[Text segment]
>> begin
# Indeterminate forms

1. Apr 16, 2005

### RadiationX

I'm having trouble recognizing when an expression produces an indeterminate form. for exampe what are the following:

$$e^\infty$$

$$\sqrt{\infty}$$

more generally what is

$$a^\infty$$

$$1^\infty$$

2. Apr 16, 2005

### dextercioby

$e^{\infty}$ is something unclear...

$$e^{-\infty}=0$$

$$e^{+\infty}=+\infty$$

$$\sqrt{+\infty}=+\infty$$

As for $1^{\infty}$ and the asymptotic limit of the general exponential,they require a special analysis...

Daniel.

3. Apr 16, 2005

### RadiationX

yes i don't know why these are true

4. Apr 16, 2005

### dextercioby

Which ?The ones i wrote...?Take a look at the definition of the exponential function and expecially at the graph of $$e^{x} [/itex].U'll see where the first 2 come from.As for the 3-rd,i think it's an "okay" operation in [tex] \bar{\mathbb{R}}$$.

Daniel.

5. Apr 16, 2005

### RadiationX

my misunderstanding stems from this problem:

Evaluate: $$\lim_{x\rightarrow\infty}\frac{\sqrt{x}}{e^x}$$

i have to use L' Hopital's rule and the above ruduces to this:

$$\lim_{x\rightarrow\infty}\frac{1}{2\sqrt{x}e^\infty}=0$$

now isn't $$0\infty$$ indeterminate?
>> end
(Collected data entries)
>> begin
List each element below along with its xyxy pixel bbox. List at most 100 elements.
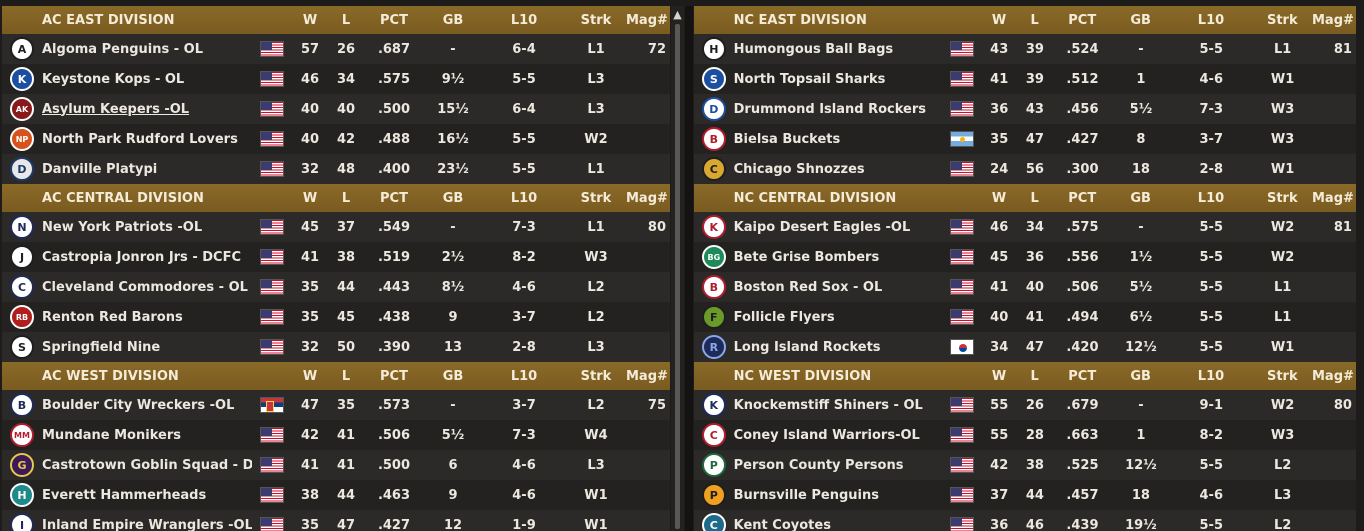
bombers-logo-icon[interactable]: BG	[701, 245, 726, 269]
team-row[interactable]: P Burnsville Penguins 37 44 .457 18 4-6 …	[694, 480, 1356, 510]
col-header-mag[interactable]: Mag#	[1311, 12, 1354, 28]
jonron-logo-icon[interactable]: J	[10, 245, 34, 269]
penguin-logo-icon[interactable]: A	[10, 37, 34, 61]
team-name[interactable]: New York Patriots -OL	[42, 219, 203, 235]
team-name[interactable]: Algoma Penguins - OL	[42, 41, 203, 57]
team-name[interactable]: Coney Island Warriors-OL	[733, 427, 920, 443]
team-name[interactable]: Chicago Shnozzes	[733, 161, 865, 177]
wranglers-logo-icon[interactable]: I	[10, 513, 34, 531]
team-name[interactable]: Drummond Island Rockers	[733, 101, 927, 117]
kops-logo-icon[interactable]: K	[10, 67, 34, 91]
team-row[interactable]: BG Bete Grise Bombers 45 36 .556 1½ 5-5 …	[694, 242, 1356, 272]
col-header-w[interactable]: W	[302, 368, 318, 384]
team-name[interactable]: Danville Platypi	[42, 161, 158, 177]
col-header-gb[interactable]: GB	[1130, 368, 1151, 384]
flyers-logo-icon[interactable]: F	[701, 305, 726, 329]
team-row[interactable]: S Springfield Nine 32 50 .390 13 2-8 L3	[2, 332, 670, 362]
col-header-mag[interactable]: Mag#	[1311, 190, 1354, 206]
col-header-strk[interactable]: Strk	[1266, 368, 1298, 384]
team-row[interactable]: AK Asylum Keepers -OL 40 40 .500 15½ 6-4…	[2, 94, 670, 124]
col-header-l[interactable]: L	[341, 368, 351, 384]
team-name[interactable]: North Park Rudford Lovers	[42, 131, 238, 147]
rockets-logo-icon[interactable]: R	[701, 335, 726, 359]
team-name[interactable]: Bielsa Buckets	[733, 131, 841, 147]
col-header-pct[interactable]: PCT	[380, 190, 408, 206]
col-header-strk[interactable]: Strk	[580, 190, 612, 206]
nine-logo-icon[interactable]: S	[10, 335, 34, 359]
team-row[interactable]: C Chicago Shnozzes 24 56 .300 18 2-8 W1	[694, 154, 1356, 184]
team-row[interactable]: H Humongous Ball Bags 43 39 .524 - 5-5 L…	[694, 34, 1356, 64]
team-row[interactable]: K Knockemstiff Shiners - OL 55 26 .679 -…	[694, 390, 1356, 420]
team-name[interactable]: Kent Coyotes	[733, 517, 831, 531]
team-name[interactable]: Asylum Keepers -OL	[42, 101, 190, 117]
team-name[interactable]: Inland Empire Wranglers -OL	[42, 517, 252, 531]
coyotes-logo-icon[interactable]: C	[701, 513, 726, 531]
buckets-logo-icon[interactable]: B	[701, 127, 726, 151]
keepers-logo-icon[interactable]: AK	[10, 97, 34, 121]
col-header-gb[interactable]: GB	[1130, 12, 1151, 28]
team-name[interactable]: North Topsail Sharks	[733, 71, 886, 87]
team-name[interactable]: Burnsville Penguins	[733, 487, 880, 503]
col-header-w[interactable]: W	[302, 190, 318, 206]
team-row[interactable]: B Bielsa Buckets 35 47 .427 8 3-7 W3	[694, 124, 1356, 154]
col-header-w[interactable]: W	[991, 368, 1007, 384]
col-header-strk[interactable]: Strk	[1266, 12, 1298, 28]
col-header-l10[interactable]: L10	[510, 368, 538, 384]
team-name[interactable]: Person County Persons	[733, 457, 904, 473]
col-header-gb[interactable]: GB	[442, 368, 464, 384]
team-name[interactable]: Castrotown Goblin Squad - DCFC	[42, 457, 252, 473]
col-header-l10[interactable]: L10	[510, 190, 538, 206]
col-header-pct[interactable]: PCT	[380, 12, 408, 28]
col-header-pct[interactable]: PCT	[1068, 368, 1097, 384]
team-name[interactable]: Follicle Flyers	[733, 309, 835, 325]
col-header-l10[interactable]: L10	[510, 12, 538, 28]
warriors-logo-icon[interactable]: C	[701, 423, 726, 447]
col-header-mag[interactable]: Mag#	[626, 12, 668, 28]
col-header-mag[interactable]: Mag#	[1311, 368, 1354, 384]
desert-eagles-logo-icon[interactable]: K	[701, 215, 726, 239]
col-header-l10[interactable]: L10	[1197, 190, 1225, 206]
col-header-l[interactable]: L	[1030, 368, 1039, 384]
col-header-l[interactable]: L	[1030, 190, 1039, 206]
team-row[interactable]: B Boston Red Sox - OL 41 40 .506 5½ 5-5 …	[694, 272, 1356, 302]
rockers-logo-icon[interactable]: D	[701, 97, 726, 121]
col-header-strk[interactable]: Strk	[580, 368, 612, 384]
team-name[interactable]: Everett Hammerheads	[42, 487, 207, 503]
team-row[interactable]: G Castrotown Goblin Squad - DCFC 41 41 .…	[2, 450, 670, 480]
team-row[interactable]: D Drummond Island Rockers 36 43 .456 5½ …	[694, 94, 1356, 124]
scroll-up-arrow-icon[interactable]: ▲	[673, 8, 682, 21]
col-header-gb[interactable]: GB	[442, 12, 464, 28]
col-header-l10[interactable]: L10	[1197, 368, 1225, 384]
team-row[interactable]: C Kent Coyotes 36 46 .439 19½ 5-5 L2	[694, 510, 1356, 531]
team-row[interactable]: F Follicle Flyers 40 41 .494 6½ 5-5 L1	[694, 302, 1356, 332]
col-header-mag[interactable]: Mag#	[626, 368, 668, 384]
team-row[interactable]: B Boulder City Wreckers -OL 47 35 .573 -…	[2, 390, 670, 420]
team-name[interactable]: Keystone Kops - OL	[42, 71, 185, 87]
team-name[interactable]: Castropia Jonron Jrs - DCFC	[42, 249, 241, 265]
wreckers-logo-icon[interactable]: B	[10, 393, 34, 417]
team-row[interactable]: RB Renton Red Barons 35 45 .438 9 3-7 L2	[2, 302, 670, 332]
hammerhead-logo-icon[interactable]: H	[10, 483, 34, 507]
ball-bags-logo-icon[interactable]: H	[701, 37, 726, 61]
team-name[interactable]: Bete Grise Bombers	[733, 249, 880, 265]
red-sox-logo-icon[interactable]: B	[701, 275, 726, 299]
col-header-l[interactable]: L	[1030, 12, 1039, 28]
team-row[interactable]: J Castropia Jonron Jrs - DCFC 41 38 .519…	[2, 242, 670, 272]
team-name[interactable]: Knockemstiff Shiners - OL	[733, 397, 923, 413]
goblin-logo-icon[interactable]: G	[10, 453, 34, 477]
shiners-logo-icon[interactable]: K	[701, 393, 726, 417]
team-row[interactable]: K Kaipo Desert Eagles -OL 46 34 .575 - 5…	[694, 212, 1356, 242]
team-row[interactable]: K Keystone Kops - OL 46 34 .575 9½ 5-5 L…	[2, 64, 670, 94]
team-name[interactable]: Boulder City Wreckers -OL	[42, 397, 235, 413]
team-row[interactable]: N New York Patriots -OL 45 37 .549 - 7-3…	[2, 212, 670, 242]
sharks-logo-icon[interactable]: S	[701, 67, 726, 91]
shnozzes-logo-icon[interactable]: C	[701, 157, 726, 181]
burnsville-penguins-logo-icon[interactable]: P	[701, 483, 726, 507]
team-row[interactable]: A Algoma Penguins - OL 57 26 .687 - 6-4 …	[2, 34, 670, 64]
col-header-mag[interactable]: Mag#	[626, 190, 668, 206]
col-header-w[interactable]: W	[991, 190, 1007, 206]
monikers-logo-icon[interactable]: MM	[10, 423, 34, 447]
col-header-pct[interactable]: PCT	[1068, 12, 1097, 28]
col-header-gb[interactable]: GB	[442, 190, 464, 206]
col-header-gb[interactable]: GB	[1130, 190, 1151, 206]
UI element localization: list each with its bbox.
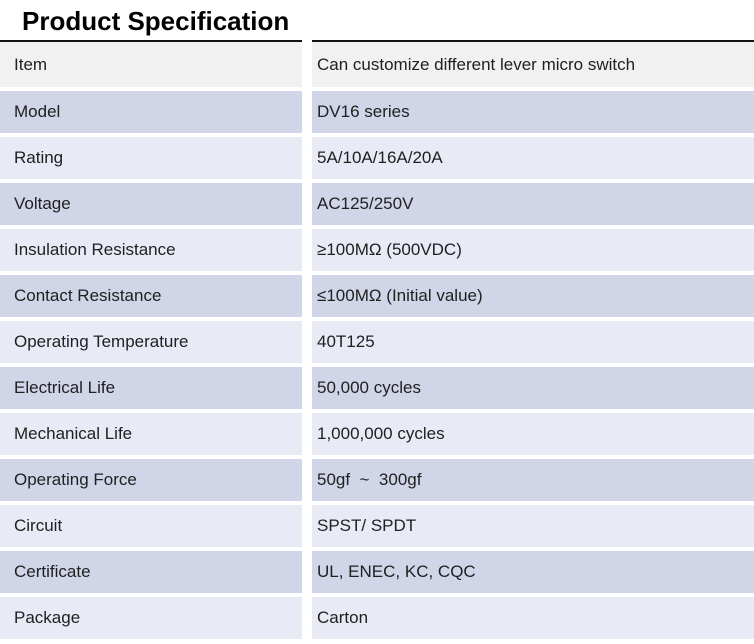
>> end
[Given problem 1] In the forum thread on indeterminate forms, which rule does RadiationX say must be used to evaluate the limit of the square root of x over e^x?
[Given problem 2] Arrange the lines of the records as a JSON list of strings, one string per line, beginning with the line containing "245, 726, 269]" and ending with the line containing "161, 865, 177]". Include both of those lines and leave out any blank lines.

[Solution 1] L'Hopital's rule.

[Solution 2]
[
  "bombers-logo-icon[interactable]: BG\t[701, 245, 726, 269]",
  "team-row[interactable]: P Burnsville Penguins 37 44 .457 18 4-6 …\t[694, 480, 1356, 510]",
  "col-header-mag[interactable]: Mag#\t[1311, 12, 1354, 28]",
  "jonron-logo-icon[interactable]: J\t[10, 245, 34, 269]",
  "penguin-logo-icon[interactable]: A\t[10, 37, 34, 61]",
  "team-name[interactable]: New York Patriots -OL\t[42, 219, 203, 235]",
  "team-name[interactable]: Algoma Penguins - OL\t[42, 41, 203, 57]",
  "team-name[interactable]: Coney Island Warriors-OL\t[733, 427, 920, 443]",
  "team-name[interactable]: Chicago Shnozzes\t[733, 161, 865, 177]"
]